**Problem requirements**
Lay out the item lines below as a Markdown table with the columns Row and Line. Start with the line containing "Annotate this image: element", go on through the line containing "name-field-label: Name [181, 252, 476, 267]", number each row, and skip any blank lines.

**Data supplied**

----------------------------------------

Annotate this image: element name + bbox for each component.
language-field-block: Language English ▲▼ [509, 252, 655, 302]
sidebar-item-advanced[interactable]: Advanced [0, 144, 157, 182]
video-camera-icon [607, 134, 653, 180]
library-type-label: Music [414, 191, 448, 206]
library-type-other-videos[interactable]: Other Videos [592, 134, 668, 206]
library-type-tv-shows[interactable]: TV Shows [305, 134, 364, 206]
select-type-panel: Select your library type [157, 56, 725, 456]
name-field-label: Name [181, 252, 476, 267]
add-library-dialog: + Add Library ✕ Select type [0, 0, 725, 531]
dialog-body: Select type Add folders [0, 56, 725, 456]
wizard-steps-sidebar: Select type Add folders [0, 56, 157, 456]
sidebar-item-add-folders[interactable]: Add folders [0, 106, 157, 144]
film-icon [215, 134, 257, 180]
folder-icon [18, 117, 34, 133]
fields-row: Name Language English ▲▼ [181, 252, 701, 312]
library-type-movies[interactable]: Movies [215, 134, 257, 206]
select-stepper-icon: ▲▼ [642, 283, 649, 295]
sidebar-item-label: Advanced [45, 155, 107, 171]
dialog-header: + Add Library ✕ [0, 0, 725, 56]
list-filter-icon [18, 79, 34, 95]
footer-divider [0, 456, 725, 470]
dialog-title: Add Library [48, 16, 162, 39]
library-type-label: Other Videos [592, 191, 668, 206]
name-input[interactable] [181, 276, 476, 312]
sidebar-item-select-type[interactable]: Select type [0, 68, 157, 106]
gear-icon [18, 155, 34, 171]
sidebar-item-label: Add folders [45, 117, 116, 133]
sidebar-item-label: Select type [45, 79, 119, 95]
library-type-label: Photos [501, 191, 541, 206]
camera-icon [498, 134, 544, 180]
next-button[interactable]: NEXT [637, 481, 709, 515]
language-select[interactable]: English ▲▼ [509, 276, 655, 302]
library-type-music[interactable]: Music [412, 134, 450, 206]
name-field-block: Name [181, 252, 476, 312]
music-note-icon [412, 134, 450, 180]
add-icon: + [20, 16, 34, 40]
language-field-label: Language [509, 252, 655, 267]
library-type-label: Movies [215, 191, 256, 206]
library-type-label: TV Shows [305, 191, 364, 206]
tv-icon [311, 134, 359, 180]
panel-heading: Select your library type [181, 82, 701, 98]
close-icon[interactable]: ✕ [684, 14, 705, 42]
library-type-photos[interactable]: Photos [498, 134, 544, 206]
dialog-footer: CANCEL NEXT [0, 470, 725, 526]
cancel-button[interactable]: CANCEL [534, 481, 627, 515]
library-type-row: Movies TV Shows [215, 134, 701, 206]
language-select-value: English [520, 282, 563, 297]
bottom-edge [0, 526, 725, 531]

----------------------------------------

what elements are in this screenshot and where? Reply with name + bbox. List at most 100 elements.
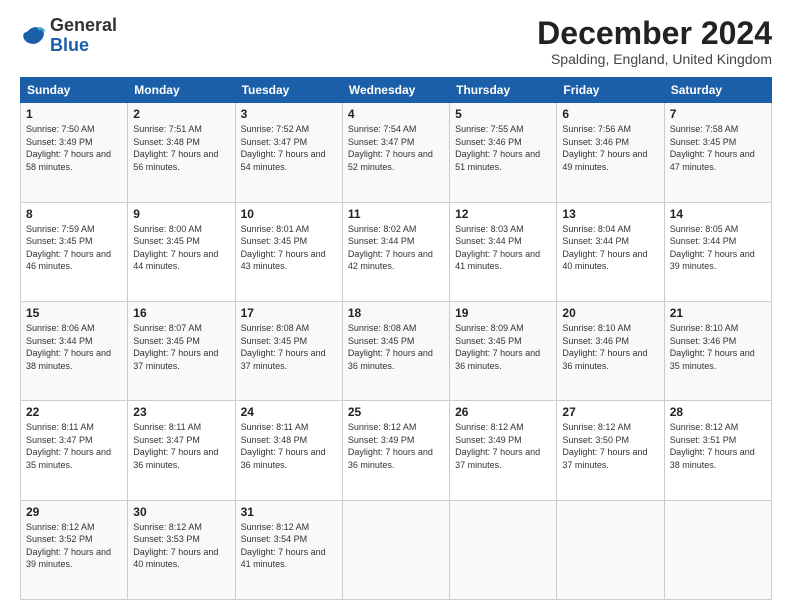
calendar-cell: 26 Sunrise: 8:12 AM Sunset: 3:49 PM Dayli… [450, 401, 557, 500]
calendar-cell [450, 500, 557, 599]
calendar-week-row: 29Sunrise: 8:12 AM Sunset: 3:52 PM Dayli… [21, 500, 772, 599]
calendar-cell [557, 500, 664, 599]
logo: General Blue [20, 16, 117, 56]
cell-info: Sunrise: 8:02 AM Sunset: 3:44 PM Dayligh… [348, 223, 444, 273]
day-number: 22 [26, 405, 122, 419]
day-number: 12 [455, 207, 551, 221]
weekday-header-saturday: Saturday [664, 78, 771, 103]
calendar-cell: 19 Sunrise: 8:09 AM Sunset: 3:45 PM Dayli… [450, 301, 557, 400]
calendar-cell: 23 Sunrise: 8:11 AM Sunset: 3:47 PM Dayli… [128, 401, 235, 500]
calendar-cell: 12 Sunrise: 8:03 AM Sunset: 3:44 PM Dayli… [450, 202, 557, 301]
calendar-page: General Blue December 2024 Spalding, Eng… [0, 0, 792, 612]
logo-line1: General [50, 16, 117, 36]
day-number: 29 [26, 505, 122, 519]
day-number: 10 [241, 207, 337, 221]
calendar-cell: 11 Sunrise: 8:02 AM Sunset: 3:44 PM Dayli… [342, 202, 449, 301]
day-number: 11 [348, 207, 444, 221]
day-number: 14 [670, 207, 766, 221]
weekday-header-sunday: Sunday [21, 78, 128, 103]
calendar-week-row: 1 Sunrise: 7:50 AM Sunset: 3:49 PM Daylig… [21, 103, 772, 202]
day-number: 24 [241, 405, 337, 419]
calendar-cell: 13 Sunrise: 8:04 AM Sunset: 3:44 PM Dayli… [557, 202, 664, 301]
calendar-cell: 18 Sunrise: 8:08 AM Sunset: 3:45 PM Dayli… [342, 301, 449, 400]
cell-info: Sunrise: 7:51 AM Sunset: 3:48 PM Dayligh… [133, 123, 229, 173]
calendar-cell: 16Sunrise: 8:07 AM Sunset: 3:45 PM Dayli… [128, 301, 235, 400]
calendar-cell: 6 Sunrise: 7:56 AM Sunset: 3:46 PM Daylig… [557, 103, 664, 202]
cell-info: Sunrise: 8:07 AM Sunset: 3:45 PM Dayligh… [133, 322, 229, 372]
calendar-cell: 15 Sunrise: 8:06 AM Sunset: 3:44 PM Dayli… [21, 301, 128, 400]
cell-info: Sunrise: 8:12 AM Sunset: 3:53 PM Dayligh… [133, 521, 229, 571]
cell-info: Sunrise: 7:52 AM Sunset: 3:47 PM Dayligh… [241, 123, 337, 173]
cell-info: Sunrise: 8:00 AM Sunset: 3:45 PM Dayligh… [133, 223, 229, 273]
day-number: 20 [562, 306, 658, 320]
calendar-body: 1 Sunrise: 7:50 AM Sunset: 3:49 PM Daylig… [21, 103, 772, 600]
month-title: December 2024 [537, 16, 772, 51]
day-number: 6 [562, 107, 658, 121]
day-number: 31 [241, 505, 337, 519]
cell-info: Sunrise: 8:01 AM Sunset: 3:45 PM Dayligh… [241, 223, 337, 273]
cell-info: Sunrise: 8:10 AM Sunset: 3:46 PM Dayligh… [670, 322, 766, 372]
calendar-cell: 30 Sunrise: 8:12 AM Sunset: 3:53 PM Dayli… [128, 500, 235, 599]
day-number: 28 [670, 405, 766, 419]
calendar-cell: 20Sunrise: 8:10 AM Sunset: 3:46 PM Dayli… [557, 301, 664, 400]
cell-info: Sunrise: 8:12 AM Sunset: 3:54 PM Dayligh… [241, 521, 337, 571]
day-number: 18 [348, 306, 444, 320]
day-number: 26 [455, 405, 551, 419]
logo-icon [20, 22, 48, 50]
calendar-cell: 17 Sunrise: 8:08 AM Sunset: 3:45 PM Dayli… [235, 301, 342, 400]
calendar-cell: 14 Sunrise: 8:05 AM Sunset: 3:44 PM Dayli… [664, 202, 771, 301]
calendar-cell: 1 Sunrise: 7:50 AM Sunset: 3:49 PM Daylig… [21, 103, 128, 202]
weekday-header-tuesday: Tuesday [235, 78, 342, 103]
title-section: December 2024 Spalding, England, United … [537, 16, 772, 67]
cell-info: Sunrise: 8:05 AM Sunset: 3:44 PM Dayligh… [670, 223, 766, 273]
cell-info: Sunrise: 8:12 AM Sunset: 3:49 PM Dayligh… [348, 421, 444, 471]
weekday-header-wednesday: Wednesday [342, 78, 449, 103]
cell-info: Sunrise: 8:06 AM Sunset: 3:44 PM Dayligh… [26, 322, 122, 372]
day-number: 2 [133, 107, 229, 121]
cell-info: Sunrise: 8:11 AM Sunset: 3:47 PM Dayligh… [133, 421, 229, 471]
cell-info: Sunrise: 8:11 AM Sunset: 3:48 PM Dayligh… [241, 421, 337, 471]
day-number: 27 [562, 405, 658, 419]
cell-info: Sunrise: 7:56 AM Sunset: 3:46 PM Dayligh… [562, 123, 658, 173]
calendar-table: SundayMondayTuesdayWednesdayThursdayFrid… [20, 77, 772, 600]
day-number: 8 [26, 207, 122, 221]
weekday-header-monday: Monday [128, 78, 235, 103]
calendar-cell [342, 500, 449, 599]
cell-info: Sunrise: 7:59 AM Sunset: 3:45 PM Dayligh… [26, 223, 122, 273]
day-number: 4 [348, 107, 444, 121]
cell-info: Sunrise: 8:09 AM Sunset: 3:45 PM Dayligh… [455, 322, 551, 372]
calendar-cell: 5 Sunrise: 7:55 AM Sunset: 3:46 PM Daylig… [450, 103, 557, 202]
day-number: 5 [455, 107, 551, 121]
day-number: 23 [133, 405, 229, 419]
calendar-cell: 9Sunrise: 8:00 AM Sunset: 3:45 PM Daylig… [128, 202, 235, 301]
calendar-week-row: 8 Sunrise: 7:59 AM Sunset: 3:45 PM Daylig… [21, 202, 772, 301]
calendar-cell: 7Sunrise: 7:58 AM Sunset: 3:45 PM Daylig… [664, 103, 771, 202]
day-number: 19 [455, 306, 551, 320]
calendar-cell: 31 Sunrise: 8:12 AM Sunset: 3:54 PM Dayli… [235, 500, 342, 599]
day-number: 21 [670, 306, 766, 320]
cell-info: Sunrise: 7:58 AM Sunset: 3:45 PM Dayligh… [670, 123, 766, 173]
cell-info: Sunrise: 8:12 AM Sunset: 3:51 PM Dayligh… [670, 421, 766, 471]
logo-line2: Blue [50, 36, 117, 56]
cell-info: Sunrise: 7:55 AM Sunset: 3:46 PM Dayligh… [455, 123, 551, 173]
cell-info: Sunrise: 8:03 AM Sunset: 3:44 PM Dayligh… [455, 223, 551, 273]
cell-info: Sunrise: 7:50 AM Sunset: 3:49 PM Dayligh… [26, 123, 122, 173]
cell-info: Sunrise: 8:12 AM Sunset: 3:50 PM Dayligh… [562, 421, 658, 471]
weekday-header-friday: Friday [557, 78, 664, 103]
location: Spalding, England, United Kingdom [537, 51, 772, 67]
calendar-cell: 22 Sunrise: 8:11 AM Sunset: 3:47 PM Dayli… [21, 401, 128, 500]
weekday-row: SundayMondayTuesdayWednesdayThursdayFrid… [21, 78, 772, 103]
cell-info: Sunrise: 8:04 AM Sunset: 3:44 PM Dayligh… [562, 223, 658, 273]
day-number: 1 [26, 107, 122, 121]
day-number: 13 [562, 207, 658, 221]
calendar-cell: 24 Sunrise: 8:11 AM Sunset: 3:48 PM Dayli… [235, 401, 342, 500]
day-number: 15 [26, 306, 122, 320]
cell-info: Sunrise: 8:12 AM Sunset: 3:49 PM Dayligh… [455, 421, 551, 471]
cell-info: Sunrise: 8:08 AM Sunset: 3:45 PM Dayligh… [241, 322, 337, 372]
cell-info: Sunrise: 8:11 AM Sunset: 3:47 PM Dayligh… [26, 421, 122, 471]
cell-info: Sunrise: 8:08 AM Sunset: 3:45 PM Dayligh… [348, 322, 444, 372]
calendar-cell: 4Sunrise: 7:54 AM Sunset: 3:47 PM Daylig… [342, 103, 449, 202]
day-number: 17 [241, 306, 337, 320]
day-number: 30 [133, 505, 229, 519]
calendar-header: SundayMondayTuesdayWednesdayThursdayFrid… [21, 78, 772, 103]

----------------------------------------

**Correct result**
| Row | Line |
|---|---|
| 1 | Annotate this image: element name + bbox for each component. |
| 2 | language-field-block: Language English ▲▼ [509, 252, 655, 302] |
| 3 | sidebar-item-advanced[interactable]: Advanced [0, 144, 157, 182] |
| 4 | video-camera-icon [607, 134, 653, 180] |
| 5 | library-type-label: Music [414, 191, 448, 206] |
| 6 | library-type-other-videos[interactable]: Other Videos [592, 134, 668, 206] |
| 7 | library-type-tv-shows[interactable]: TV Shows [305, 134, 364, 206] |
| 8 | select-type-panel: Select your library type [157, 56, 725, 456] |
| 9 | name-field-label: Name [181, 252, 476, 267] |